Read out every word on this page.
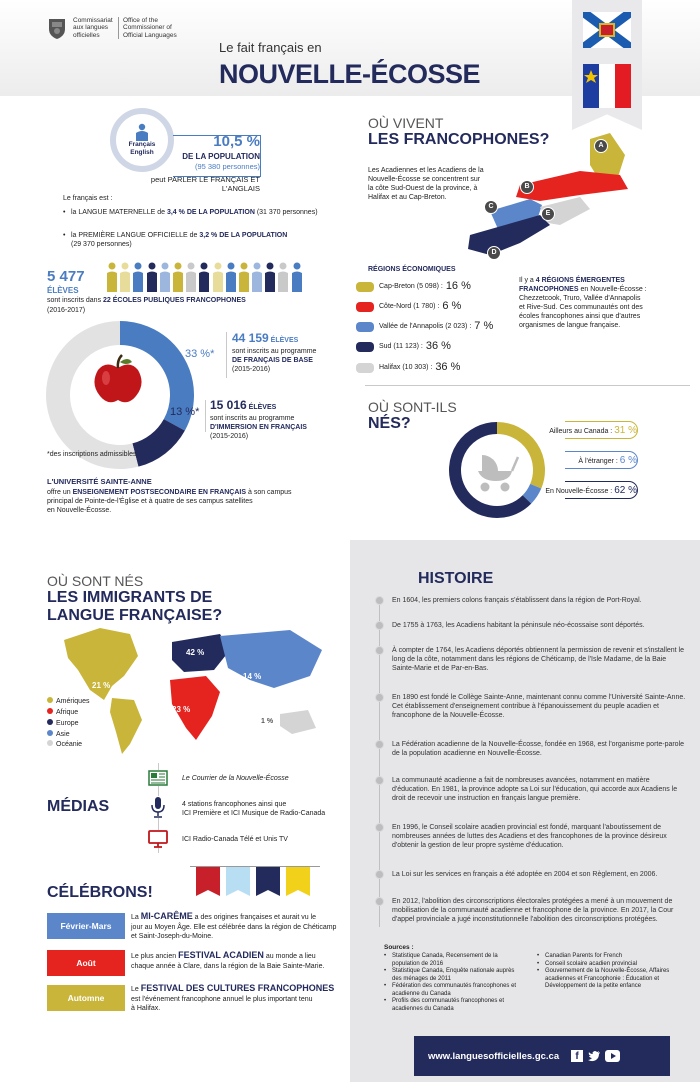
Commissariat
aux langues
officielles
Office of the
Commissioner of
Official Languages
Le fait français en
NOUVELLE-ÉCOSSE
Français
English
10,5 %
DE LA POPULATION
(95 380 personnes)
peut PARLER LE FRANÇAIS ET L'ANGLAIS
Le français est :
• la LANGUE MATERNELLE de 3,4 % DE LA POPULATION (31 370 personnes)
• la PREMIÈRE LANGUE OFFICIELLE de 3,2 % DE LA POPULATION
(29 370 personnes)
5 477
ÉLÈVES
sont inscrits dans 22 ÉCOLES PUBLIQUES FRANCOPHONES
(2016-2017)
33 %*
44 159 ÉLÈVES
sont inscrits au programme
DE FRANÇAIS DE BASE
(2015-2016)
13 %* 15 016 ÉLÈVES
sont inscrits au programme
D'IMMERSION EN FRANÇAIS
(2015-2016)
*des inscriptions admissibles
L'UNIVERSITÉ SAINTE-ANNE
offre un ENSEIGNEMENT POSTSECONDAIRE EN FRANÇAIS à son campus
principal de Pointe-de-l'Église et à quatre de ses campus satellites
en Nouvelle-Écosse.
OÙ VIVENT
LES FRANCOPHONES?
Les Acadiennes et les Acadiens de la
Nouvelle-Écosse se concentrent sur
la côte Sud-Ouest de la province, à
Halifax et au Cap-Breton.
A
B
C
D
E
RÉGIONS ÉCONOMIQUES
Cap-Breton (5 098) : 16 %
Côte-Nord (1 780) : 6 %
Vallée de l'Annapolis (2 023) : 7 %
Sud (11 123) : 36 %
Halifax (10 303) : 36 %
Il y a 4 RÉGIONS ÉMERGENTES
FRANCOPHONES en Nouvelle-Écosse :
Chezzetcook, Truro, Vallée d'Annapolis
et Rive-Sud. Ces communautés ont des
écoles francophones ainsi que d'autres
organismes de langue française.
OÙ SONT-ILS
NÉS?	Ailleurs au Canada : 31 %
À l'étranger : 6 %
En Nouvelle-Écosse : 62 %
OÙ SONT NÉS
LES IMMIGRANTS DE
LANGUE FRANÇAISE?
21 %
23 %
42 %
14 %
1 %
Amériques
Afrique
Europe
Asie
Océanie
MÉDIAS
Le Courrier de la Nouvelle-Écosse
4 stations francophones ainsi que
ICI Première et ICI Musique de Radio-Canada
ICI Radio-Canada Télé et Unis TV
CÉLÉBRONS!
Février-Mars
La MI-CARÊME a des origines françaises et aurait vu le
jour au Moyen Âge. Elle est célébrée dans la région de Chéticamp
et Saint-Joseph-du-Moine.
Août
Le plus ancien FESTIVAL ACADIEN au monde a lieu
chaque année à Clare, dans la région de la Baie Sainte-Marie.
Automne
Le FESTIVAL DES CULTURES FRANCOPHONES
est l'événement francophone annuel le plus important tenu
à Halifax.
HISTOIRE
En 1604, les premiers colons français s'établissent dans la région de Port-Royal.
De 1755 à 1763, les Acadiens habitant la péninsule néo-écossaise sont déportés.
À compter de 1764, les Acadiens déportés obtiennent la permission de revenir et s'installent le long de la côte, notamment dans les régions de Chéticamp, de l'Isle Madame, de la Baie Sainte-Marie et de Par-en-Bas.
En 1890 est fondé le Collège Sainte-Anne, maintenant connu comme l'Université Sainte-Anne. Cet établissement d'enseignement contribue à l'épanouissement du peuple acadien et francophone de la Nouvelle-Écosse.
La Fédération acadienne de la Nouvelle-Écosse, fondée en 1968, est l'organisme porte-parole de la population acadienne en Nouvelle-Écosse.
La communauté acadienne a fait de nombreuses avancées, notamment en matière d'éducation. En 1981, la province adopte sa Loi sur l'éducation, qui accorde aux Acadiens le droit de recevoir une instruction en français langue première.
En 1996, le Conseil scolaire acadien provincial est fondé, marquant l'aboutissement de nombreuses années de luttes des Acadiens et des francophones de la province désireux d'obtenir la gestion de leur propre système d'éducation.
La Loi sur les services en français a été adoptée en 2004 et son Règlement, en 2006.
En 2012, l'abolition des circonscriptions électorales protégées a mené à un mouvement de mobilisation de la communauté acadienne et francophone de la province. En 2017, la Cour d'appel provinciale a jugé inconstitutionnelle l'abolition des circonscriptions protégées.
Sources :
• Statistique Canada, Recensement de la population de 2016
• Statistique Canada, Enquête nationale auprès des ménages de 2011
• Fédération des communautés francophones et acadienne du Canada
• Profils des communautés francophones et acadiennes du Canada
• Canadian Parents for French
• Conseil scolaire acadien provincial
• Gouvernement de la Nouvelle-Écosse, Affaires acadiennes et Francophonie : Éducation et Développement de la petite enfance
www.languesofficielles.gc.ca	f
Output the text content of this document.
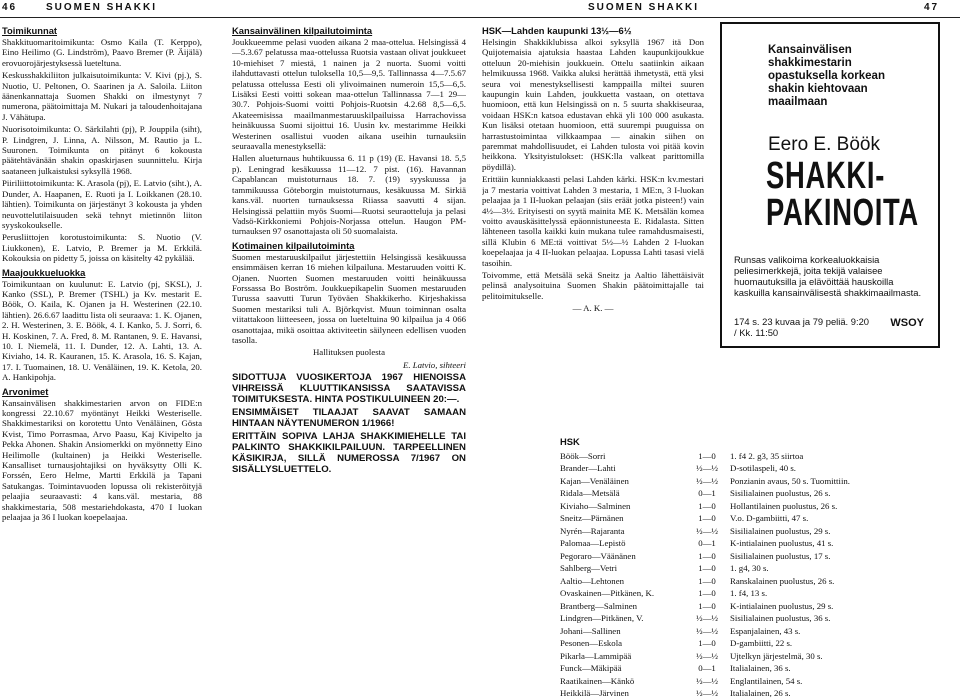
46	SUOMEN SHAKKI
Toimikunnat

Shakkituomaritoimikunta: Osmo Kaila (T. Kerppo), Eino Heilimo (G. Lindström), Paavo Bremer (P. Äijälä) erovuorojärjestyksessä lueteltuna.

Keskusshakkiliiton julkaisutoimikunta: V. Kivi (pj.), S. Nuotio, U. Peltonen, O. Saarinen ja A. Saloila. Liiton äänenkannattaja Suomen Shakki on ilmestynyt 7 numerona, päätoimittaja M. Nukari ja taloudenhoitajana J. Vähätupa.

Nuorisotoimikunta: O. Särkilahti (pj), P. Jouppila (siht), P. Lindgren, J. Linna, A. Nilsson, M. Rautio ja L. Suuronen. Toimikunta on pitänyt 6 kokousta päätehtävänään shakin opaskirjasen suunnittelu. Kirja saataneen julkaistuksi syksyllä 1968.

Piiriliittotoimikunta: K. Arasola (pj), E. Latvio (siht.), A. Dunder, A. Haapanen, E. Ruoti ja I. Loikkanen (28.10. lähtien). Toimikunta on järjestänyt 3 kokousta ja yhden neuvottelutilaisuuden sekä tehnyt mietinnön liiton syyskokoukselle.

Perusliittojen korotustoimikunta: S. Nuotio (V. Liukkonen), E. Latvio, P. Bremer ja M. Erkkilä. Kokouksia on pidetty 5, joissa on käsitelty 42 pykälää.

Maajoukkueluokka

Toimikuntaan on kuulunut: E. Latvio (pj, SKSL), J. Kanko (SSL), P. Bremer (TSHL) ja Kv. mestarit E. Böök, O. Kaila, K. Ojanen ja H. Westerinen (22.10. lähtien). 26.6.67 laadittu lista oli seuraava: 1. K. Ojanen, 2. H. Westerinen, 3. E. Böök, 4. I. Kanko, 5. J. Sorri, 6. H. Koskinen, 7. A. Fred, 8. M. Rantanen, 9. E. Havansi, 10. I. Niemelä, 11. I. Dunder, 12. A. Lahti, 13. A. Kiviaho, 14. R. Kauranen, 15. K. Arasola, 16. S. Kajan, 17. I. Tuomainen, 18. U. Venäläinen, 19. K. Ketola, 20. A. Hankipohja.

Arvonimet

Kansainvälisen shakkimestarien arvon on FIDE:n kongressi 22.10.67 myöntänyt Heikki Westeriselle. Shakkimestariksi on korotettu Unto Venäläinen, Gösta Kvist, Timo Porrasmaa, Arvo Paasu, Kaj Kivipelto ja Pekka Ahonen. Shakin Ansiomerkki on myönnetty Eino Heilimolle (kultainen) ja Heikki Westeriselle. Kansalliset turnausjohtajiksi on hyväksytty Olli K. Forssén, Eero Helme, Martti Erkkilä ja Tapani Satukangas. Toimintavuoden lopussa oli rekisteröityjä pelaajia seuraavasti: 4 kans.väl. mestaria, 88 shakkimestaria, 508 mestariehdokasta, 470 I luokan pelaajaa ja 36 I luokan koepelaajaa.

Kansainvälinen kilpailutoiminta

Joukkueemme pelasi vuoden aikana 2 maa-ottelua. Helsingissä 4—5.3.67 pelatussa maa-ottelussa Ruotsia vastaan olivat joukkueet 10-miehiset 7 miestä, 1 nainen ja 2 nuorta. Suomi voitti ilahduttavasti ottelun tuloksella 10,5—9,5. Tallinnassa 4—7.5.67 pelatussa ottelussa Eesti oli ylivoimainen numeroin 15,5—6,5. Lisäksi Eesti voitti sokean maa-ottelun Tallinnassa 7—1 29—30.7. Pohjois-Suomi voitti Pohjois-Ruotsin 4.2.68 8,5—6,5. Akateemisissa maailmanmestaruuskilpailuissa Harrachovissa heinäkuussa Suomi sijoittui 16. Uusin kv. mestarimme Heikki Westerinen osallistui vuoden aikana useihin turnauksiin seuraavalla menestyksellä:

Hallen alueturnaus huhtikuussa 6. 11 p (19) (E. Havansi 18. 5,5 p). Leningrad kesäkuussa 11—12. 7 pist. (16). Havannan Capablancan muistoturnaus 18. 7. (19) syyskuussa ja tammikuussa Göteborgin muistoturnaus, kesäkuussa M. Sirkiä kans.väl. nuorten turnauksessa Riiassa saavutti 4 sijan. Helsingissä pelattiin myös Suomi—Ruotsi seuraotteluja ja pelasi Vadsö-Kirkkoniemi Pohjois-Norjassa ottelun. Haugon PM-turnauksen 97 osanottajasta oli 50 suomalaista.

Kotimainen kilpailutoiminta

Suomen mestaruuskilpailut järjestettiin Helsingissä kesäkuussa ensimmäisen kerran 16 miehen kilpailuna. Mestaruuden voitti K. Ojanen. Nuorten Suomen mestaruuden voitti heinäkuussa Forssassa Bo Boström. Joukkuepikapelin Suomen mestaruuden Turussa saavutti Turun Työväen Shakkikerho. Kirjeshakissa Suomen mestariksi tuli A. Björkqvist. Muun toiminnan osalta viitattakoon liitteeseen, jossa on lueteltuina 90 kilpailua ja 4 066 osanottajaa, mikä osoittaa aktiviteetin säilyneen edellisen vuoden tasolla.

Hallituksen puolesta

E. Latvio, sihteeri

SIDOTTUJA VUOSIKERTOJA 1967 HIENOISSA VIHREISSÄ KLUUTTIKANSISSA SAATAVISSA TOIMITUKSESTA. HINTA POSTIKULUINEEN 20:—.

ENSIMMÄISET TILAAJAT SAAVAT SAMAAN HINTAAN NÄYTENUMERON 1/1966!

ERITTÄIN SOPIVA LAHJA SHAKKIMIEHELLE TAI PALKINTO SHAKKIKILPAILUUN. TARPEELLINEN KÄSIKIRJA, SILLÄ NUMEROSSA 7/1967 ON SISÄLLYSLUETTELO.

SUOMEN SHAKKI	47
HSK—Lahden kaupunki 13½—6½

Helsingin Shakkiklubissa alkoi syksyllä 1967 itä Don Quijotemaisia ajatuksia haastaa Lahden kaupunkijoukkue otteluun 20-miehisin joukkuein. Ottelu saatiinkin aikaan helmikuussa 1968. Vaikka aluksi herättää ihmetystä, että yksi seura voi menestyksellisesti kamppailla miltei suuren kaupungin kuin Lahden, joukkuetta vastaan, on otettava huomioon, että kun Helsingissä on n. 5 suurta shakkiseuraa, voidaan HSK:n katsoa edustavan ehkä yli 100 000 asukasta. Kun lisäksi otetaan huomioon, että suurempi puuguissa on harrastustoimintaa vilkkaampaa — ainakin siihen on paremmat mahdollisuudet, ei Lahden tulosta voi pitää kovin heikkona. Yksityistulokset: (HSK:lla valkeat parittomilla pöydillä).

Erittäin kunniakkaasti pelasi Lahden kärki. HSK:n kv.mestari ja 7 mestaria voittivat Lahden 3 mestaria, 1 ME:n, 3 I-luokan pelaajaa ja 1 II-luokan pelaajan (siis eräät jotka pisteen!) vain 4½—3½. Erityisesti on syytä mainita ME K. Metsälän komea voitto avauskäsittelyssä epäonnistuneesta E. Ridalasta. Sitten lähteneen tasolla kaikki kuin mukana tulee ramahdusmaisesti, sillä Klubin 6 ME:tä voittivat 5½—½ Lahden 2 I-luokan koepelaajaa ja 4 II-luokan pelaajaa. Lopussa Lahti tasasi vielä tasoihin.

Toivomme, että Metsälä sekä Sneitz ja Aaltio lähettäisivät pelinsä analysoituina Suomen Shakin päätoimittajalle tai pelitoimitukselle.

— A. K. —

Kansainvälisen shakkimestarin opastuksella korkean shakin kiehtovaan maailmaan
Eero E. Böök
SHAKKI-PAKINOITA
Runsas valikoima korkealuokkaisia peliesimerkkejä, joita tekijä valaisee huomautuksilla ja elävöittää hauskoilla kaskuilla kansainvälisestä shakkimaailmasta.
174 s. 23 kuvaa ja 79 peliä. 9:20 / Kk. 11:50
WSOY
HSK
Böök—Sorri	1—0	1. f4 2. g3, 35 siirtoa
Brander—Lahti	½—½	D-sotilaspeli, 40 s.
Kajan—Venäläinen	½—½	Ponzianin avaus, 50 s. Tuomittiin.
Ridala—Metsälä	0—1	Sisilialainen puolustus, 26 s.
Kiviaho—Salminen	1—0	Hollantilainen puolustus, 26 s.
Sneitz—Pärnänen	1—0	V.o. D-gambiitti, 47 s.
Nyrén—Rajaranta	½—½	Sisilialainen puolustus, 29 s.
Palomaa—Lepistö	0—1	K-intialainen puolustus, 41 s.
Pegoraro—Väänänen	1—0	Sisilialainen puolustus, 17 s.
Sahlberg—Vetri	1—0	1. g4, 30 s.
Aaltio—Lehtonen	1—0	Ranskalainen puolustus, 26 s.
Ovaskainen—Pitkänen, K.	1—0	1. f4, 13 s.
Brantberg—Salminen	1—0	K-intialainen puolustus, 29 s.
Lindgren—Pitkänen, V.	½—½	Sisilialainen puolustus, 36 s.
Johani—Sallinen	½—½	Espanjalainen, 43 s.
Pesonen—Eskola	1—0	D-gambiitti, 22 s.
Pikarla—Lammipää	½—½	Ujtelkyn järjestelmä, 30 s.
Funck—Mäkipää	0—1	Italialainen, 36 s.
Raatikainen—Känkö	½—½	Englantilainen, 54 s.
Heikkilä—Järvinen	½—½	Italialainen, 26 s.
━━━━━━━━
> [INSTRUCTIONS TO FOLLOW]:
Determine how many lines include the string "Eino". Give no answer but the number.

> [SOLVED PROBLEM]:
2